* [Written problem] Restate every line of the material, word for word.

* [Material supplied]
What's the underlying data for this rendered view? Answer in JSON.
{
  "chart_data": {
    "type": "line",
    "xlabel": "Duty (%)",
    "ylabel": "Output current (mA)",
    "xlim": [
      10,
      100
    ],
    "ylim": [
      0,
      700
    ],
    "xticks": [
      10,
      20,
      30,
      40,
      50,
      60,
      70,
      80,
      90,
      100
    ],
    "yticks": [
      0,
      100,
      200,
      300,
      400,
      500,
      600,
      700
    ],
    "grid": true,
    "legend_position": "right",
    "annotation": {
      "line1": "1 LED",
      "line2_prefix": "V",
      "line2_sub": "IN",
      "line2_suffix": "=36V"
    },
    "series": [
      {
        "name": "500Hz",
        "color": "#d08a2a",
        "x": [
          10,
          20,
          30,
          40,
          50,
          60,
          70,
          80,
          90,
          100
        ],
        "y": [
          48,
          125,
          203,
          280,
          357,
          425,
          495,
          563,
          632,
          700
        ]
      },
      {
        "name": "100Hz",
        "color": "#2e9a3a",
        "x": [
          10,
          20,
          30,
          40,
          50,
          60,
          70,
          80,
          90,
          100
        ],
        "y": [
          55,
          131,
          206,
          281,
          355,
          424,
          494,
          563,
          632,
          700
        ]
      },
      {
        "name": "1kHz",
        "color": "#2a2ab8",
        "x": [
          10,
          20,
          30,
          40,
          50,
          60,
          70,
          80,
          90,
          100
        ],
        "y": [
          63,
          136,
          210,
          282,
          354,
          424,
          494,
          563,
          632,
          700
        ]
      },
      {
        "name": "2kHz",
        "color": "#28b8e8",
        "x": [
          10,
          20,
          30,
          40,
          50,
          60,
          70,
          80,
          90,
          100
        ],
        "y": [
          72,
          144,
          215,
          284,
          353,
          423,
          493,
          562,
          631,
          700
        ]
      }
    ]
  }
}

* [Result for this exercise]
What's the underlying data for this rendered view? Answer in JSON.
{
  "chart_data": {
    "type": "line",
    "xlabel": "Duty (%)",
    "ylabel": "Output current (mA)",
    "xlim": [
      10,
      100
    ],
    "ylim": [
      0,
      700
    ],
    "xticks": [
      10,
      20,
      30,
      40,
      50,
      60,
      70,
      80,
      90,
      100
    ],
    "yticks": [
      0,
      100,
      200,
      300,
      400,
      500,
      600,
      700
    ],
    "grid": true,
    "legend_position": "right",
    "annotation": {
      "line1": "1 LED",
      "line2_prefix": "V",
      "line2_sub": "IN",
      "line2_suffix": "=36V"
    },
    "series": [
      {
        "name": "500Hz",
        "color": "#d08a2a",
        "x": [
          10,
          20,
          30,
          40,
          50,
          60,
          70,
          80,
          90,
          100
        ],
        "y": [
          48,
          125,
          203,
          280,
          357,
          425,
          495,
          563,
          632,
          700
        ]
      },
      {
        "name": "100Hz",
        "color": "#2e9a3a",
        "x": [
          10,
          20,
          30,
          40,
          50,
          60,
          70,
          80,
          90,
          100
        ],
        "y": [
          55,
          131,
          206,
          281,
          355,
          424,
          494,
          563,
          632,
          700
        ]
      },
      {
        "name": "1kHz",
        "color": "#2a2ab8",
        "x": [
          10,
          20,
          30,
          40,
          50,
          60,
          70,
          80,
          90,
          100
        ],
        "y": [
          63,
          136,
          210,
          282,
          354,
          424,
          494,
          563,
          632,
          700
        ]
      },
      {
        "name": "2kHz",
        "color": "#28b8e8",
        "x": [
          10,
          20,
          30,
          40,
          50,
          60,
          70,
          80,
          90,
          100
        ],
        "y": [
          72,
          144,
          215,
          284,
          353,
          423,
          493,
          562,
          631,
          700
        ]
      }
    ]
  }
}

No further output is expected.